> **Exercise instructions**: Using the listing below, extract each line that has the word "الزبيدي" in it.

> **Data for this task**:
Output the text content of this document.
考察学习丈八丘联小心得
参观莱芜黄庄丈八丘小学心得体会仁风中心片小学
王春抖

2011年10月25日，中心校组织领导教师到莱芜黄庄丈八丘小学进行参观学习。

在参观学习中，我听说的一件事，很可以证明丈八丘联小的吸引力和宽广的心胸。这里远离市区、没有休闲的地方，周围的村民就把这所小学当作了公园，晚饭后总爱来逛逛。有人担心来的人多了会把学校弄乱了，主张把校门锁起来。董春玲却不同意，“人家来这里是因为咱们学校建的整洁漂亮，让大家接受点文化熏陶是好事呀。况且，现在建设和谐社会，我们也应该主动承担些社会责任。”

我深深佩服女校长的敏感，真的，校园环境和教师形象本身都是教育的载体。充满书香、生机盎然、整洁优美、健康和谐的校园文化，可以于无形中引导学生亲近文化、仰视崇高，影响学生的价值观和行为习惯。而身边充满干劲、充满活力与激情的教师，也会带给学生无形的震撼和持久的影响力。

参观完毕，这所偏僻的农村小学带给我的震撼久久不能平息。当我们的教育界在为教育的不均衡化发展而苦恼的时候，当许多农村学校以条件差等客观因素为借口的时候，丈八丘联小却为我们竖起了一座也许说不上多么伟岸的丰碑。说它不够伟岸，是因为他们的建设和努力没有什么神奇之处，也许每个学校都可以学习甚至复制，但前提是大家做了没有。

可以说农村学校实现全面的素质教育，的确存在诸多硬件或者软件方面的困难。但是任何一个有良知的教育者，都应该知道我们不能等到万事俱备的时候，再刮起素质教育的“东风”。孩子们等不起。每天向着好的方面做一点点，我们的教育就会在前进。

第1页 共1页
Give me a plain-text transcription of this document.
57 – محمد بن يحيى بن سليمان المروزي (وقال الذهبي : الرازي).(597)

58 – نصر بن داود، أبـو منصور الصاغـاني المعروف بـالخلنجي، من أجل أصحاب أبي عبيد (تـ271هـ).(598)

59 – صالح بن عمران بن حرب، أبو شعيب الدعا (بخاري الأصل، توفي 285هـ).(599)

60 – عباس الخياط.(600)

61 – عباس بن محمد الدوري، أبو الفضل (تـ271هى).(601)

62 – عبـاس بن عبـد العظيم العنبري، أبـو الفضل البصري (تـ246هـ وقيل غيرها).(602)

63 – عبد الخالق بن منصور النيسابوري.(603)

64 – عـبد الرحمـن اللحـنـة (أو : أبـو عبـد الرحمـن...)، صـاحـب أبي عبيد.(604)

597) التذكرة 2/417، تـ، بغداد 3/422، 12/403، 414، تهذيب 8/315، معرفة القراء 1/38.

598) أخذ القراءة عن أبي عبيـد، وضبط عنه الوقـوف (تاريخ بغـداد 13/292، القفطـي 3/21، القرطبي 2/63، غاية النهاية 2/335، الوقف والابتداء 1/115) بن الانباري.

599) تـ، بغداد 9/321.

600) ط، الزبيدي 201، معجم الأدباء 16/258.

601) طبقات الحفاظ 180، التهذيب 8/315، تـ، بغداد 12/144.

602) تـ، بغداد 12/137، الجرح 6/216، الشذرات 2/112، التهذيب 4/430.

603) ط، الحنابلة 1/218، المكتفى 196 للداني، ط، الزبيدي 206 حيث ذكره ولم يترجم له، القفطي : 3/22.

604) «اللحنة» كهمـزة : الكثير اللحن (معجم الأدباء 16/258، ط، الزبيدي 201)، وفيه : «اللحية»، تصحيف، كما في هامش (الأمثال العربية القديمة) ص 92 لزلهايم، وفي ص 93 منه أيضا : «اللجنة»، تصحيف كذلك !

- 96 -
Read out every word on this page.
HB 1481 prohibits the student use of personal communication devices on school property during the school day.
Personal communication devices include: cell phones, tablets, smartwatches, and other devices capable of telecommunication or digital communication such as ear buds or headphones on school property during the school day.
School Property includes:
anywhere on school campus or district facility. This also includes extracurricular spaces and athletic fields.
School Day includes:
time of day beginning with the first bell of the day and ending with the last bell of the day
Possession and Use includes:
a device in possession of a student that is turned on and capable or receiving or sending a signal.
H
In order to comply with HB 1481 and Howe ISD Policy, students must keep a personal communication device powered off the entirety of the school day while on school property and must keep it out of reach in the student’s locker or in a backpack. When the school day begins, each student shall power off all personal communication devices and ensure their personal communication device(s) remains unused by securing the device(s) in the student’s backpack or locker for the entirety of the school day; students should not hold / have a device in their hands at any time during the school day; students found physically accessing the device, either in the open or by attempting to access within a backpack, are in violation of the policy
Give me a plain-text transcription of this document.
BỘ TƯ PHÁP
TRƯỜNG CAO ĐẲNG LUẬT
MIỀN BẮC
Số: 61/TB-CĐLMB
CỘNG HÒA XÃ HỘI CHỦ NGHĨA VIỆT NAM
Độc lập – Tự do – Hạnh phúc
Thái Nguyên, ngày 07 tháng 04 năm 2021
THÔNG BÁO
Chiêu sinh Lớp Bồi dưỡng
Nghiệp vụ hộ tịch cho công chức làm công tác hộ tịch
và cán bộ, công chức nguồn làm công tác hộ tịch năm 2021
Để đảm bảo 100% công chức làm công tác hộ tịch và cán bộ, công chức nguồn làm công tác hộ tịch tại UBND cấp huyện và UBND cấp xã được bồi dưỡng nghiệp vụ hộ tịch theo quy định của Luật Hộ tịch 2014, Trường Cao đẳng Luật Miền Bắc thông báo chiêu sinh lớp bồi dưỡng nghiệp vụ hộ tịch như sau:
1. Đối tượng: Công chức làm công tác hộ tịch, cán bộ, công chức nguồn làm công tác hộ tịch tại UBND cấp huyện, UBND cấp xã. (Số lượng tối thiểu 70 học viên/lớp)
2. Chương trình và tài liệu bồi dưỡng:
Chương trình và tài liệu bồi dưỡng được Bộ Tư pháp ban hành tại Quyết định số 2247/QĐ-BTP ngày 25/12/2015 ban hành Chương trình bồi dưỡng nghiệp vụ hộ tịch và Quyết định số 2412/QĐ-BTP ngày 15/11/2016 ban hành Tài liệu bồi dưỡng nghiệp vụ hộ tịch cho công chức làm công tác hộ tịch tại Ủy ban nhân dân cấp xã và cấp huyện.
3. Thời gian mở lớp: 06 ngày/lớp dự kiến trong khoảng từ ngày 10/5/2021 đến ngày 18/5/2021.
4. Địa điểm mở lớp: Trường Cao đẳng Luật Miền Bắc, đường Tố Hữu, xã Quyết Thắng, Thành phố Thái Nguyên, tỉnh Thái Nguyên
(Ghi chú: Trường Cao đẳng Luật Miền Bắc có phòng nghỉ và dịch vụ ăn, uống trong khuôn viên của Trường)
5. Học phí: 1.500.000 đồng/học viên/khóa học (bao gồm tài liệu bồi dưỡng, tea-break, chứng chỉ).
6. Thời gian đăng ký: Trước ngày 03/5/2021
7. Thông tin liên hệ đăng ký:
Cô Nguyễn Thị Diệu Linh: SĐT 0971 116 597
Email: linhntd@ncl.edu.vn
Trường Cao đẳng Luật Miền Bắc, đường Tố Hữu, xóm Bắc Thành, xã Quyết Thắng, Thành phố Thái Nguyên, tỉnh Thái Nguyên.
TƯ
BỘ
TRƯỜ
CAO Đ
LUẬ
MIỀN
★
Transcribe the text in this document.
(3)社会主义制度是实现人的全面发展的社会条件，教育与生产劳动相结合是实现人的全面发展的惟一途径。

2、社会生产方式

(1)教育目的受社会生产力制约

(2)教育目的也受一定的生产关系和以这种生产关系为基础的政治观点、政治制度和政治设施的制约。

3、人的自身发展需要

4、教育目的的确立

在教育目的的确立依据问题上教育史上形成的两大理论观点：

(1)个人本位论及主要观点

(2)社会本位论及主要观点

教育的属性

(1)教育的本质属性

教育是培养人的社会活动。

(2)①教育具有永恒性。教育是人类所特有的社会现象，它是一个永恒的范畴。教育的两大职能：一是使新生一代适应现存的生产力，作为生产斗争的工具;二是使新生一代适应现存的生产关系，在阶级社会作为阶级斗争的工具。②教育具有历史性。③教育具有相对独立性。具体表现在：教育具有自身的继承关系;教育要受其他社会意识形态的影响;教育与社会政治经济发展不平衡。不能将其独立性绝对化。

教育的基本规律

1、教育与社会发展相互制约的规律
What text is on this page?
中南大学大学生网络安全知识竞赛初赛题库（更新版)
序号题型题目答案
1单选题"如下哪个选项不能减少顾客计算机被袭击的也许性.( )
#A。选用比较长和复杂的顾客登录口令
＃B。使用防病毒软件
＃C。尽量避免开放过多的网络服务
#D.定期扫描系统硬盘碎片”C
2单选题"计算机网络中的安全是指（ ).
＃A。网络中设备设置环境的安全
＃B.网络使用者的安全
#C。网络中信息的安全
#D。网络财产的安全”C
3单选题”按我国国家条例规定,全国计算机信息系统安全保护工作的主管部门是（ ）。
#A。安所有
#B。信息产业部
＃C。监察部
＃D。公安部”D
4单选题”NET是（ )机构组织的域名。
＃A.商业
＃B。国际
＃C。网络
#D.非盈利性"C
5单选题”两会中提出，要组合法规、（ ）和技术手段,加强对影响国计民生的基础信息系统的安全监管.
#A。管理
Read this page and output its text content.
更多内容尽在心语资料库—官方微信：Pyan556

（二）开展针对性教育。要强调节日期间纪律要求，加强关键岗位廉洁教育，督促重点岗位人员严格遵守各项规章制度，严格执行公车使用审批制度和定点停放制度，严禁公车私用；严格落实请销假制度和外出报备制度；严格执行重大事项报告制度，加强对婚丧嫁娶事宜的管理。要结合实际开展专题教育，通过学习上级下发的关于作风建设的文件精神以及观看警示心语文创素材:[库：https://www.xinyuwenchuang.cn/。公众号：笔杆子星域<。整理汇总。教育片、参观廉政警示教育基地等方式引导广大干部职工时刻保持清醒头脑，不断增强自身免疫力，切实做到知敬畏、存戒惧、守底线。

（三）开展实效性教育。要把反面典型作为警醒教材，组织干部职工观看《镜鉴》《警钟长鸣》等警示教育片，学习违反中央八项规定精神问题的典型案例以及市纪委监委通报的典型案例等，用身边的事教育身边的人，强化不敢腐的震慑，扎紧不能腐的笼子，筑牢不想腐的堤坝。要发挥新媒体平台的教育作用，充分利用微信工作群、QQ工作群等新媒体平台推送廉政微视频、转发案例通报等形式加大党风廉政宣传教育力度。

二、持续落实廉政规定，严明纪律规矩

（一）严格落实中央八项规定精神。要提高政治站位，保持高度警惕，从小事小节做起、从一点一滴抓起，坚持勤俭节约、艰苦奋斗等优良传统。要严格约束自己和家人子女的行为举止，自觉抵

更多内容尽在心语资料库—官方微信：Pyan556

> **Finished task**:
600) ط، الزبيدي 201، معجم الأدباء 16/258.
603) ط، الحنابلة 1/218، المكتفى 196 للداني، ط، الزبيدي 206 حيث ذكره ولم يترجم له، القفطي : 3/22.
604) «اللحنة» كهمـزة : الكثير اللحن (معجم الأدباء 16/258، ط، الزبيدي 201)، وفيه : «اللحية»، تصحيف، كما في هامش (الأمثال العربية القديمة) ص 92 لزلهايم، وفي ص 93 منه أيضا : «اللجنة»، تصحيف كذلك !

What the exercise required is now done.